Exactly as they appear, output all of the records. Skip any images.

··· Given information ···

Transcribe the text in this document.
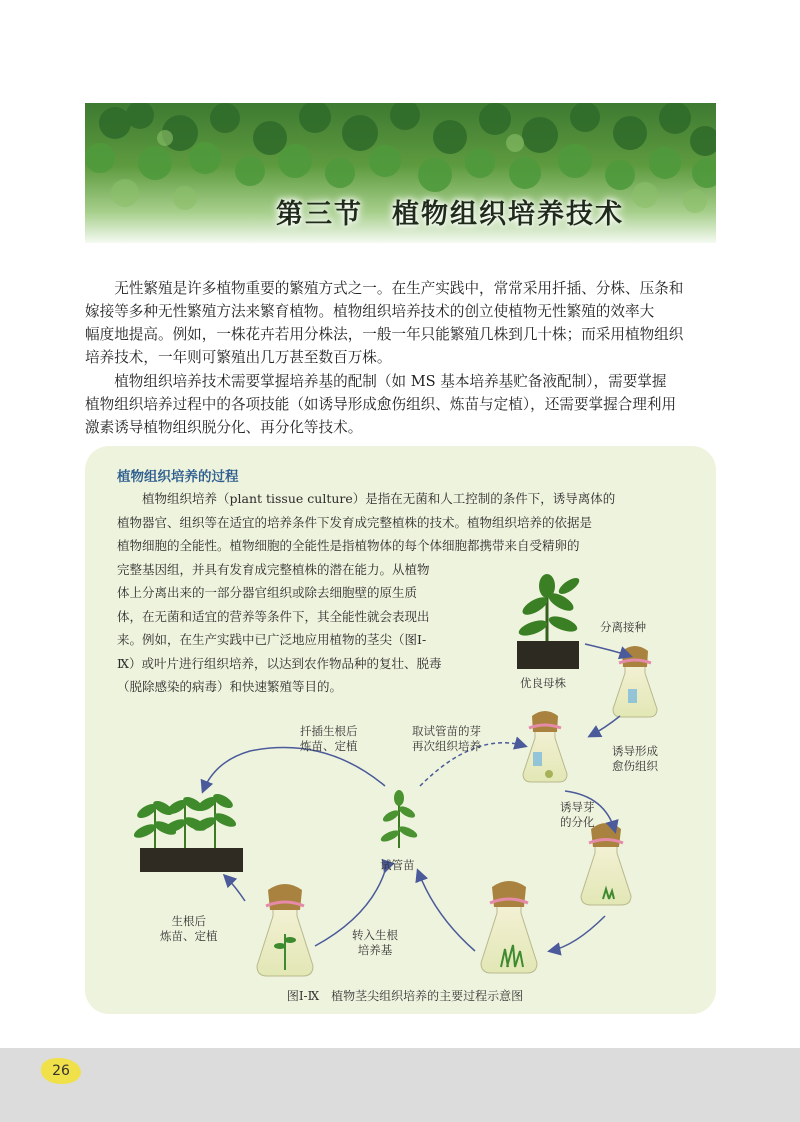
第三节　植物组织培养技术
无性繁殖是许多植物重要的繁殖方式之一。在生产实践中，常常采用扦插、分株、压条和
嫁接等多种无性繁殖方法来繁育植物。植物组织培养技术的创立使植物无性繁殖的效率大
幅度地提高。例如，一株花卉若用分株法，一般一年只能繁殖几株到几十株；而采用植物组织
培养技术，一年则可繁殖出几万甚至数百万株。
植物组织培养技术需要掌握培养基的配制（如 MS 基本培养基贮备液配制），需要掌握
植物组织培养过程中的各项技能（如诱导形成愈伤组织、炼苗与定植），还需要掌握合理利用
激素诱导植物组织脱分化、再分化等技术。
植物组织培养的过程
　　植物组织培养（plant tissue culture）是指在无菌和人工控制的条件下，诱导离体的
植物器官、组织等在适宜的培养条件下发育成完整植株的技术。植物组织培养的依据是
植物细胞的全能性。植物细胞的全能性是指植物体的每个体细胞都携带来自受精卵的
完整基因组，并具有发育成完整植株的潜在能力。从植物
体上分离出来的一部分器官组织或除去细胞壁的原生质
体，在无菌和适宜的营养等条件下，其全能性就会表现出
来。例如，在生产实践中已广泛地应用植物的茎尖（图Ⅰ-
Ⅸ）或叶片进行组织培养，以达到农作物品种的复壮、脱毒
（脱除感染的病毒）和快速繁殖等目的。	优良母株
分离接种
诱导形成
愈伤组织
诱导芽
的分化
取试管苗的芽
再次组织培养
扦插生根后
炼苗、定植
试管苗
转入生根
培养基
生根后
炼苗、定植
图Ⅰ-Ⅸ　植物茎尖组织培养的主要过程示意图
26
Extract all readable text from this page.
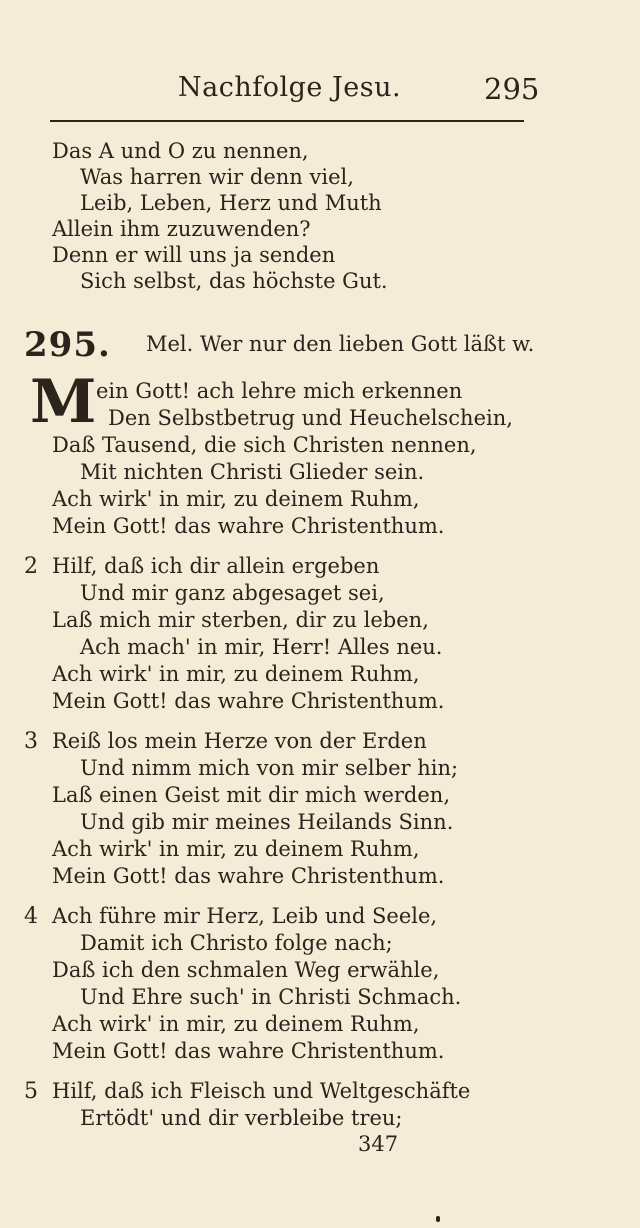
Nachfolge Jesu.	295
Das A und O zu nennen,
Was harren wir denn viel,
Leib, Leben, Herz und Muth
Allein ihm zuzuwenden?
Denn er will uns ja senden
Sich selbst, das höchste Gut.
295. Mel. Wer nur den lieben Gott läßt w.
M ein Gott! ach lehre mich erkennen
Den Selbstbetrug und Heuchelschein,
Daß Tausend, die sich Christen nennen,
Mit nichten Christi Glieder sein.
Ach wirk' in mir, zu deinem Ruhm,
Mein Gott! das wahre Christenthum.
2 Hilf, daß ich dir allein ergeben
Und mir ganz abgesaget sei,
Laß mich mir sterben, dir zu leben,
Ach mach' in mir, Herr! Alles neu.
Ach wirk' in mir, zu deinem Ruhm,
Mein Gott! das wahre Christenthum.
3 Reiß los mein Herze von der Erden
Und nimm mich von mir selber hin;
Laß einen Geist mit dir mich werden,
Und gib mir meines Heilands Sinn.
Ach wirk' in mir, zu deinem Ruhm,
Mein Gott! das wahre Christenthum.
4 Ach führe mir Herz, Leib und Seele,
Damit ich Christo folge nach;
Daß ich den schmalen Weg erwähle,
Und Ehre such' in Christi Schmach.
Ach wirk' in mir, zu deinem Ruhm,
Mein Gott! das wahre Christenthum.
5 Hilf, daß ich Fleisch und Weltgeschäfte
Ertödt' und dir verbleibe treu;
347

···

Final answer:
Transcribe the text in this document.
第三节　植物组织培养技术
无性繁殖是许多植物重要的繁殖方式之一。在生产实践中，常常采用扦插、分株、压条和
嫁接等多种无性繁殖方法来繁育植物。植物组织培养技术的创立使植物无性繁殖的效率大
幅度地提高。例如，一株花卉若用分株法，一般一年只能繁殖几株到几十株；而采用植物组织
培养技术，一年则可繁殖出几万甚至数百万株。
植物组织培养技术需要掌握培养基的配制（如 MS 基本培养基贮备液配制），需要掌握
植物组织培养过程中的各项技能（如诱导形成愈伤组织、炼苗与定植），还需要掌握合理利用
激素诱导植物组织脱分化、再分化等技术。
植物组织培养的过程
　　植物组织培养（plant tissue culture）是指在无菌和人工控制的条件下，诱导离体的
植物器官、组织等在适宜的培养条件下发育成完整植株的技术。植物组织培养的依据是
植物细胞的全能性。植物细胞的全能性是指植物体的每个体细胞都携带来自受精卵的
完整基因组，并具有发育成完整植株的潜在能力。从植物
体上分离出来的一部分器官组织或除去细胞壁的原生质
体，在无菌和适宜的营养等条件下，其全能性就会表现出
来。例如，在生产实践中已广泛地应用植物的茎尖（图Ⅰ-
Ⅸ）或叶片进行组织培养，以达到农作物品种的复壮、脱毒
（脱除感染的病毒）和快速繁殖等目的。	优良母株
分离接种
诱导形成
愈伤组织
诱导芽
的分化
取试管苗的芽
再次组织培养
扦插生根后
炼苗、定植
试管苗
转入生根
培养基
生根后
炼苗、定植
图Ⅰ-Ⅸ　植物茎尖组织培养的主要过程示意图
26
Extract all readable text from this page.
Nachfolge Jesu.	295
Das A und O zu nennen,
Was harren wir denn viel,
Leib, Leben, Herz und Muth
Allein ihm zuzuwenden?
Denn er will uns ja senden
Sich selbst, das höchste Gut.
295. Mel. Wer nur den lieben Gott läßt w.
M ein Gott! ach lehre mich erkennen
Den Selbstbetrug und Heuchelschein,
Daß Tausend, die sich Christen nennen,
Mit nichten Christi Glieder sein.
Ach wirk' in mir, zu deinem Ruhm,
Mein Gott! das wahre Christenthum.
2 Hilf, daß ich dir allein ergeben
Und mir ganz abgesaget sei,
Laß mich mir sterben, dir zu leben,
Ach mach' in mir, Herr! Alles neu.
Ach wirk' in mir, zu deinem Ruhm,
Mein Gott! das wahre Christenthum.
3 Reiß los mein Herze von der Erden
Und nimm mich von mir selber hin;
Laß einen Geist mit dir mich werden,
Und gib mir meines Heilands Sinn.
Ach wirk' in mir, zu deinem Ruhm,
Mein Gott! das wahre Christenthum.
4 Ach führe mir Herz, Leib und Seele,
Damit ich Christo folge nach;
Daß ich den schmalen Weg erwähle,
Und Ehre such' in Christi Schmach.
Ach wirk' in mir, zu deinem Ruhm,
Mein Gott! das wahre Christenthum.
5 Hilf, daß ich Fleisch und Weltgeschäfte
Ertödt' und dir verbleibe treu;
347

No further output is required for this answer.